[Start RECORDS TO PROCESS]
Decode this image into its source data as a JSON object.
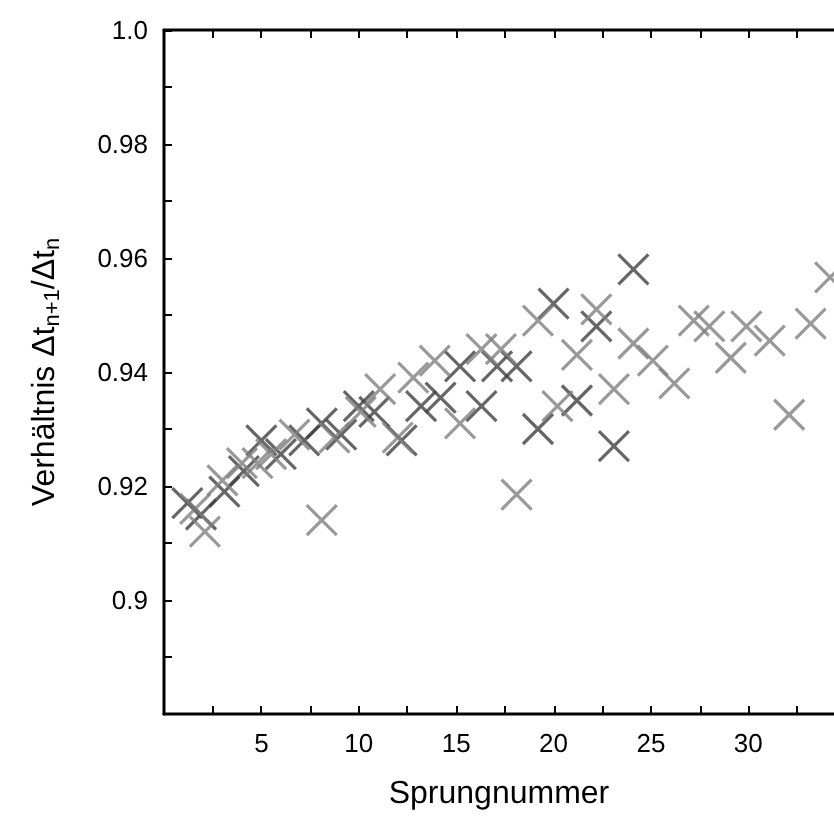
{
  "chart_data": {
    "type": "scatter",
    "xlabel": "Sprungnummer",
    "ylabel": "Verhältnis Δt$_{n+1}$/Δt$_{n}$",
    "xlim": [
      0,
      34.4
    ],
    "ylim": [
      0.88,
      1.0
    ],
    "xticks": [
      {
        "value": 2.5,
        "label": null
      },
      5,
      {
        "value": 7.5,
        "label": null
      },
      10,
      {
        "value": 12.5,
        "label": null
      },
      15,
      {
        "value": 17.5,
        "label": null
      },
      20,
      {
        "value": 22.5,
        "label": null
      },
      25,
      {
        "value": 27.5,
        "label": null
      },
      30,
      {
        "value": 32.5,
        "label": null
      }
    ],
    "yticks": [
      {
        "value": 0.89,
        "label": null
      },
      0.9,
      {
        "value": 0.91,
        "label": null
      },
      0.92,
      {
        "value": 0.93,
        "label": null
      },
      0.94,
      {
        "value": 0.95,
        "label": null
      },
      0.96,
      {
        "value": 0.97,
        "label": null
      },
      0.98,
      {
        "value": 0.99,
        "label": null
      },
      {
        "value": 1.0,
        "label": "1.0"
      }
    ],
    "marker": "cross",
    "grid": false,
    "series": [
      {
        "color": "#404040",
        "x": [
          1.2,
          1.9,
          3.1,
          4.1,
          5,
          6,
          7.2,
          8.1,
          9.1,
          10,
          10.8,
          12.2,
          13.2,
          14.2,
          15.2,
          16.3,
          17.1,
          18.1,
          19.2,
          20,
          21.2,
          22.2,
          23.1,
          24.1
        ],
        "values": [
          0.917,
          0.915,
          0.919,
          0.9226,
          0.928,
          0.9256,
          0.928,
          0.931,
          0.929,
          0.934,
          0.933,
          0.928,
          0.934,
          0.9355,
          0.941,
          0.934,
          0.941,
          0.941,
          0.93,
          0.952,
          0.935,
          0.948,
          0.927,
          0.958
        ]
      },
      {
        "color": "#808080",
        "x": [
          1.6,
          2.1,
          3,
          4,
          4.8,
          5.5,
          6.7,
          8.1,
          8.75,
          10.1,
          11.1,
          12,
          12.8,
          13.9,
          15.2,
          16.3,
          17.3,
          18.1,
          19.2,
          20.2,
          21.2,
          22.2,
          23.1,
          24.1,
          25.1,
          26.2,
          27.2,
          28,
          29.1,
          29.9,
          31.1,
          32.1,
          33.2,
          34.2
        ],
        "values": [
          0.916,
          0.912,
          0.921,
          0.924,
          0.924,
          0.9256,
          0.929,
          0.914,
          0.9285,
          0.933,
          0.937,
          0.9285,
          0.939,
          0.942,
          0.931,
          0.944,
          0.944,
          0.9185,
          0.949,
          0.934,
          0.943,
          0.951,
          0.937,
          0.945,
          0.942,
          0.938,
          0.949,
          0.948,
          0.9425,
          0.948,
          0.9455,
          0.9325,
          0.9485,
          0.9566
        ]
      }
    ]
  }
}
[End RECORDS TO PROCESS]
→ TASK REQUIREMENTS
Exclude the pictures and repeat every other part of the records word for word.

→ CORRECT RESULT
Decode this image into its source data as a JSON object.
{
  "chart_data": {
    "type": "scatter",
    "xlabel": "Sprungnummer",
    "ylabel": "Verhältnis Δt$_{n+1}$/Δt$_{n}$",
    "xlim": [
      0,
      34.4
    ],
    "ylim": [
      0.88,
      1.0
    ],
    "xticks": [
      {
        "value": 2.5,
        "label": null
      },
      5,
      {
        "value": 7.5,
        "label": null
      },
      10,
      {
        "value": 12.5,
        "label": null
      },
      15,
      {
        "value": 17.5,
        "label": null
      },
      20,
      {
        "value": 22.5,
        "label": null
      },
      25,
      {
        "value": 27.5,
        "label": null
      },
      30,
      {
        "value": 32.5,
        "label": null
      }
    ],
    "yticks": [
      {
        "value": 0.89,
        "label": null
      },
      0.9,
      {
        "value": 0.91,
        "label": null
      },
      0.92,
      {
        "value": 0.93,
        "label": null
      },
      0.94,
      {
        "value": 0.95,
        "label": null
      },
      0.96,
      {
        "value": 0.97,
        "label": null
      },
      0.98,
      {
        "value": 0.99,
        "label": null
      },
      {
        "value": 1.0,
        "label": "1.0"
      }
    ],
    "marker": "cross",
    "grid": false,
    "series": [
      {
        "color": "#404040",
        "x": [
          1.2,
          1.9,
          3.1,
          4.1,
          5,
          6,
          7.2,
          8.1,
          9.1,
          10,
          10.8,
          12.2,
          13.2,
          14.2,
          15.2,
          16.3,
          17.1,
          18.1,
          19.2,
          20,
          21.2,
          22.2,
          23.1,
          24.1
        ],
        "values": [
          0.917,
          0.915,
          0.919,
          0.9226,
          0.928,
          0.9256,
          0.928,
          0.931,
          0.929,
          0.934,
          0.933,
          0.928,
          0.934,
          0.9355,
          0.941,
          0.934,
          0.941,
          0.941,
          0.93,
          0.952,
          0.935,
          0.948,
          0.927,
          0.958
        ]
      },
      {
        "color": "#808080",
        "x": [
          1.6,
          2.1,
          3,
          4,
          4.8,
          5.5,
          6.7,
          8.1,
          8.75,
          10.1,
          11.1,
          12,
          12.8,
          13.9,
          15.2,
          16.3,
          17.3,
          18.1,
          19.2,
          20.2,
          21.2,
          22.2,
          23.1,
          24.1,
          25.1,
          26.2,
          27.2,
          28,
          29.1,
          29.9,
          31.1,
          32.1,
          33.2,
          34.2
        ],
        "values": [
          0.916,
          0.912,
          0.921,
          0.924,
          0.924,
          0.9256,
          0.929,
          0.914,
          0.9285,
          0.933,
          0.937,
          0.9285,
          0.939,
          0.942,
          0.931,
          0.944,
          0.944,
          0.9185,
          0.949,
          0.934,
          0.943,
          0.951,
          0.937,
          0.945,
          0.942,
          0.938,
          0.949,
          0.948,
          0.9425,
          0.948,
          0.9455,
          0.9325,
          0.9485,
          0.9566
        ]
      }
    ]
  }
}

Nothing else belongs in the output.